Dataset records
____________
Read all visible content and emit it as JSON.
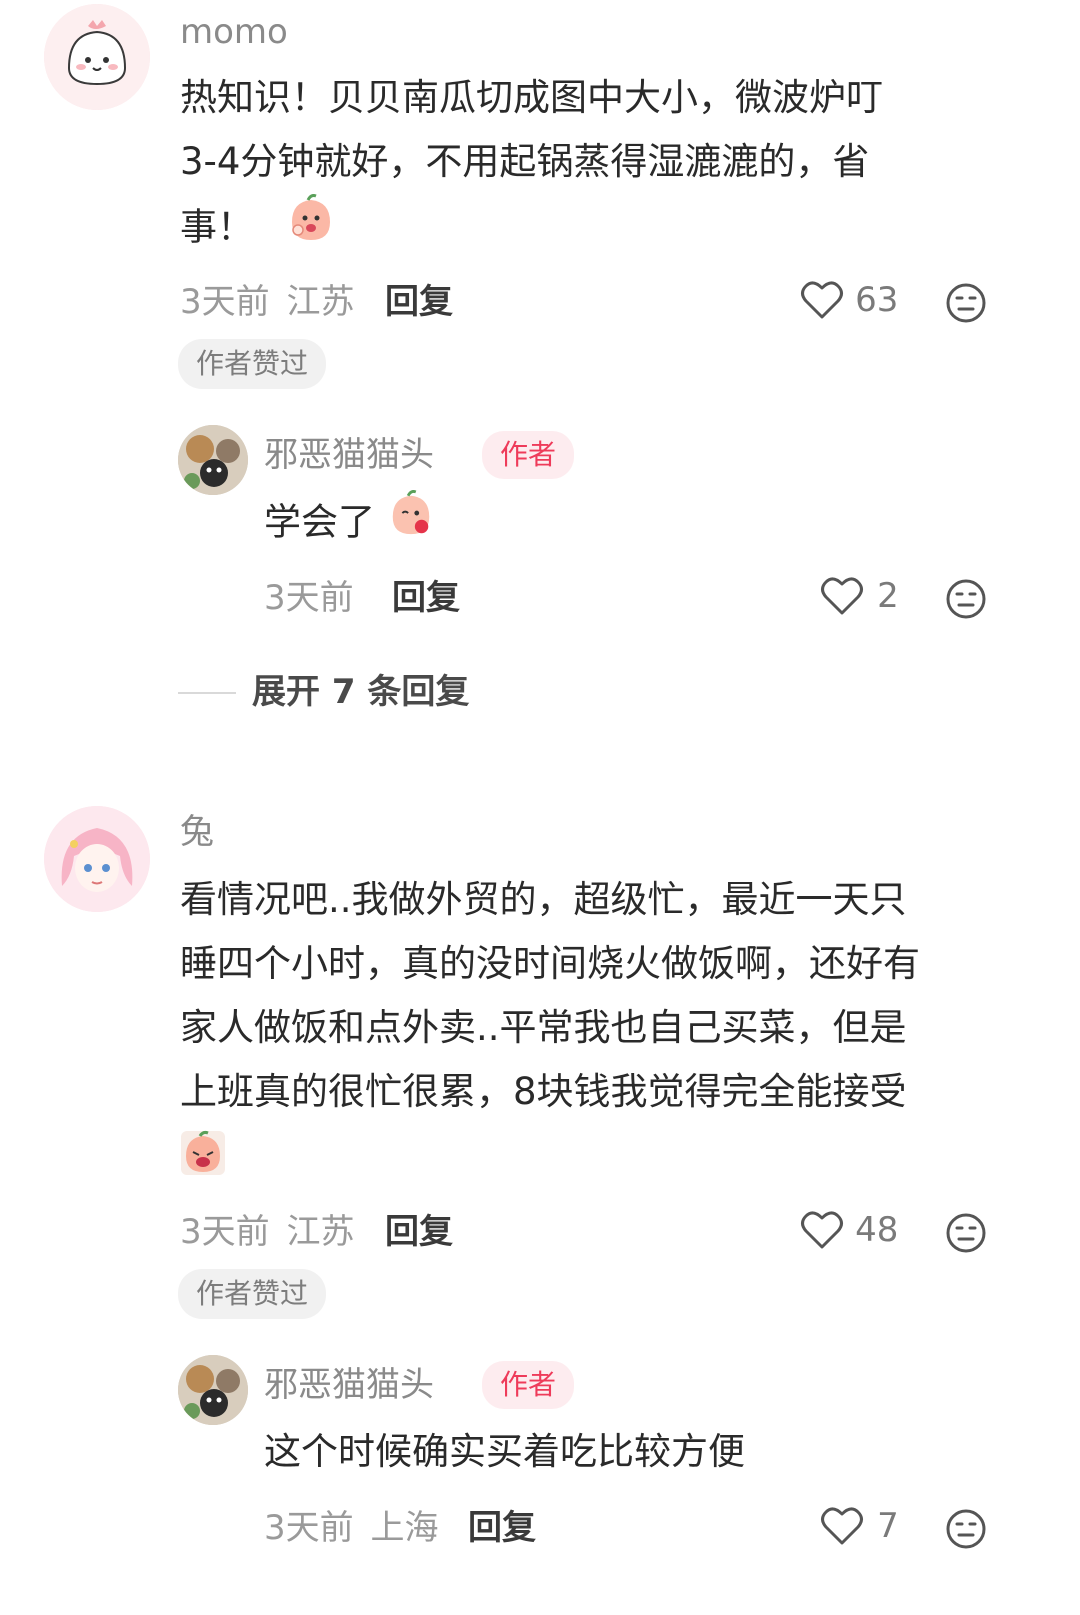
{
  "comments": [
    {
      "username": "momo",
      "text_lines": [
        "热知识！贝贝南瓜切成图中大小，微波炉叮",
        "3-4分钟就好，不用起锅蒸得湿漉漉的，省",
        "事！"
      ],
      "time": "3天前",
      "location": "江苏",
      "reply_label": "回复",
      "likes": "63",
      "badge": "作者赞过",
      "reply": {
        "username": "邪恶猫猫头",
        "author_tag": "作者",
        "text": "学会了",
        "time": "3天前",
        "location": "",
        "reply_label": "回复",
        "likes": "2"
      },
      "expand_label": "展开 7 条回复"
    },
    {
      "username": "兔",
      "text_lines": [
        "看情况吧..我做外贸的，超级忙，最近一天只",
        "睡四个小时，真的没时间烧火做饭啊，还好有",
        "家人做饭和点外卖..平常我也自己买菜，但是",
        "上班真的很忙很累，8块钱我觉得完全能接受"
      ],
      "time": "3天前",
      "location": "江苏",
      "reply_label": "回复",
      "likes": "48",
      "badge": "作者赞过",
      "reply": {
        "username": "邪恶猫猫头",
        "author_tag": "作者",
        "text": "这个时候确实买着吃比较方便",
        "time": "3天前",
        "location": "上海",
        "reply_label": "回复",
        "likes": "7"
      }
    }
  ],
  "icons": {
    "like": "heart-outline-icon",
    "dislike": "meh-face-icon",
    "sticker": "peach-mascot-sticker"
  },
  "colors": {
    "author_tag_text": "#ee3b5a",
    "author_tag_bg": "#fdecef",
    "badge_bg": "#f1f1f1"
  }
}
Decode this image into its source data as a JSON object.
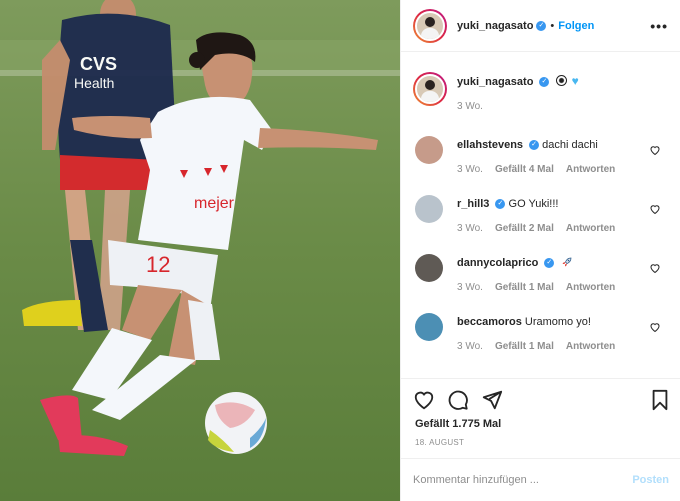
{
  "header": {
    "username": "yuki_nagasato",
    "separator": "•",
    "follow_label": "Folgen",
    "more_label": "•••"
  },
  "caption": {
    "username": "yuki_nagasato",
    "emoji": [
      "soccer-ball",
      "blue-heart"
    ],
    "time": "3 Wo."
  },
  "comments": [
    {
      "username": "ellahstevens",
      "verified": true,
      "text": "dachi dachi",
      "time": "3 Wo.",
      "likes": "Gefällt 4 Mal",
      "reply": "Antworten",
      "avatar": "#c69b8a"
    },
    {
      "username": "r_hill3",
      "verified": true,
      "text": "GO Yuki!!!",
      "time": "3 Wo.",
      "likes": "Gefällt 2 Mal",
      "reply": "Antworten",
      "avatar": "#b9c3cc"
    },
    {
      "username": "dannycolaprico",
      "verified": true,
      "text": "",
      "emoji": "rocket",
      "time": "3 Wo.",
      "likes": "Gefällt 1 Mal",
      "reply": "Antworten",
      "avatar": "#5f5a55"
    },
    {
      "username": "beccamoros",
      "verified": false,
      "text": "Uramomo yo!",
      "time": "3 Wo.",
      "likes": "Gefällt 1 Mal",
      "reply": "Antworten",
      "avatar": "#4c8fb4"
    }
  ],
  "actions": {
    "likes": "Gefällt 1.775 Mal",
    "date": "18. AUGUST"
  },
  "add_comment": {
    "placeholder": "Kommentar hinzufügen ...",
    "post_label": "Posten"
  },
  "colors": {
    "accent": "#0095f6",
    "verified": "#3897f0",
    "muted": "#8e8e8e",
    "post_disabled": "#b2dffc"
  }
}
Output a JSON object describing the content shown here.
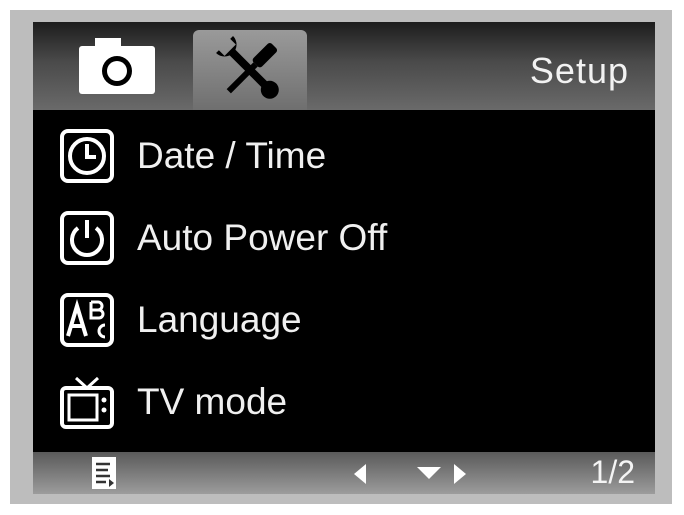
{
  "header": {
    "title": "Setup",
    "tabs": [
      {
        "icon": "camera-icon",
        "active": false
      },
      {
        "icon": "tools-icon",
        "active": true
      }
    ]
  },
  "menu": {
    "items": [
      {
        "label": "Date / Time",
        "icon": "clock-icon"
      },
      {
        "label": "Auto Power Off",
        "icon": "power-icon"
      },
      {
        "label": "Language",
        "icon": "language-icon"
      },
      {
        "label": "TV mode",
        "icon": "tv-icon"
      }
    ]
  },
  "footer": {
    "page": "1/2",
    "icons": [
      "menu-list-icon",
      "left-arrow-icon",
      "down-arrow-icon",
      "right-arrow-icon"
    ]
  },
  "colors": {
    "background": "#000000",
    "text": "#f0f0f0",
    "bar": "#6a6a6a"
  }
}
____________
WHAT YOU ARE ASKED TO DO ▸ Except for the pictures, give all the material above again verbatim.

EXERCISE SOLUTION ▸
Read all visible content and emit it as JSON.
{
  "comments": [
    {
      "username": "momo",
      "text_lines": [
        "热知识！贝贝南瓜切成图中大小，微波炉叮",
        "3-4分钟就好，不用起锅蒸得湿漉漉的，省",
        "事！"
      ],
      "time": "3天前",
      "location": "江苏",
      "reply_label": "回复",
      "likes": "63",
      "badge": "作者赞过",
      "reply": {
        "username": "邪恶猫猫头",
        "author_tag": "作者",
        "text": "学会了",
        "time": "3天前",
        "location": "",
        "reply_label": "回复",
        "likes": "2"
      },
      "expand_label": "展开 7 条回复"
    },
    {
      "username": "兔",
      "text_lines": [
        "看情况吧..我做外贸的，超级忙，最近一天只",
        "睡四个小时，真的没时间烧火做饭啊，还好有",
        "家人做饭和点外卖..平常我也自己买菜，但是",
        "上班真的很忙很累，8块钱我觉得完全能接受"
      ],
      "time": "3天前",
      "location": "江苏",
      "reply_label": "回复",
      "likes": "48",
      "badge": "作者赞过",
      "reply": {
        "username": "邪恶猫猫头",
        "author_tag": "作者",
        "text": "这个时候确实买着吃比较方便",
        "time": "3天前",
        "location": "上海",
        "reply_label": "回复",
        "likes": "7"
      }
    }
  ],
  "icons": {
    "like": "heart-outline-icon",
    "dislike": "meh-face-icon",
    "sticker": "peach-mascot-sticker"
  },
  "colors": {
    "author_tag_text": "#ee3b5a",
    "author_tag_bg": "#fdecef",
    "badge_bg": "#f1f1f1"
  }
}
Decode this image into its source data as a JSON object.
{
  "header": {
    "username": "yuki_nagasato",
    "separator": "•",
    "follow_label": "Folgen",
    "more_label": "•••"
  },
  "caption": {
    "username": "yuki_nagasato",
    "emoji": [
      "soccer-ball",
      "blue-heart"
    ],
    "time": "3 Wo."
  },
  "comments": [
    {
      "username": "ellahstevens",
      "verified": true,
      "text": "dachi dachi",
      "time": "3 Wo.",
      "likes": "Gefällt 4 Mal",
      "reply": "Antworten",
      "avatar": "#c69b8a"
    },
    {
      "username": "r_hill3",
      "verified": true,
      "text": "GO Yuki!!!",
      "time": "3 Wo.",
      "likes": "Gefällt 2 Mal",
      "reply": "Antworten",
      "avatar": "#b9c3cc"
    },
    {
      "username": "dannycolaprico",
      "verified": true,
      "text": "",
      "emoji": "rocket",
      "time": "3 Wo.",
      "likes": "Gefällt 1 Mal",
      "reply": "Antworten",
      "avatar": "#5f5a55"
    },
    {
      "username": "beccamoros",
      "verified": false,
      "text": "Uramomo yo!",
      "time": "3 Wo.",
      "likes": "Gefällt 1 Mal",
      "reply": "Antworten",
      "avatar": "#4c8fb4"
    }
  ],
  "actions": {
    "likes": "Gefällt 1.775 Mal",
    "date": "18. AUGUST"
  },
  "add_comment": {
    "placeholder": "Kommentar hinzufügen ...",
    "post_label": "Posten"
  },
  "colors": {
    "accent": "#0095f6",
    "verified": "#3897f0",
    "muted": "#8e8e8e",
    "post_disabled": "#b2dffc"
  }
}
Output a JSON object describing the content shown here.
{
  "header": {
    "title": "Setup",
    "tabs": [
      {
        "icon": "camera-icon",
        "active": false
      },
      {
        "icon": "tools-icon",
        "active": true
      }
    ]
  },
  "menu": {
    "items": [
      {
        "label": "Date / Time",
        "icon": "clock-icon"
      },
      {
        "label": "Auto Power Off",
        "icon": "power-icon"
      },
      {
        "label": "Language",
        "icon": "language-icon"
      },
      {
        "label": "TV mode",
        "icon": "tv-icon"
      }
    ]
  },
  "footer": {
    "page": "1/2",
    "icons": [
      "menu-list-icon",
      "left-arrow-icon",
      "down-arrow-icon",
      "right-arrow-icon"
    ]
  },
  "colors": {
    "background": "#000000",
    "text": "#f0f0f0",
    "bar": "#6a6a6a"
  }
}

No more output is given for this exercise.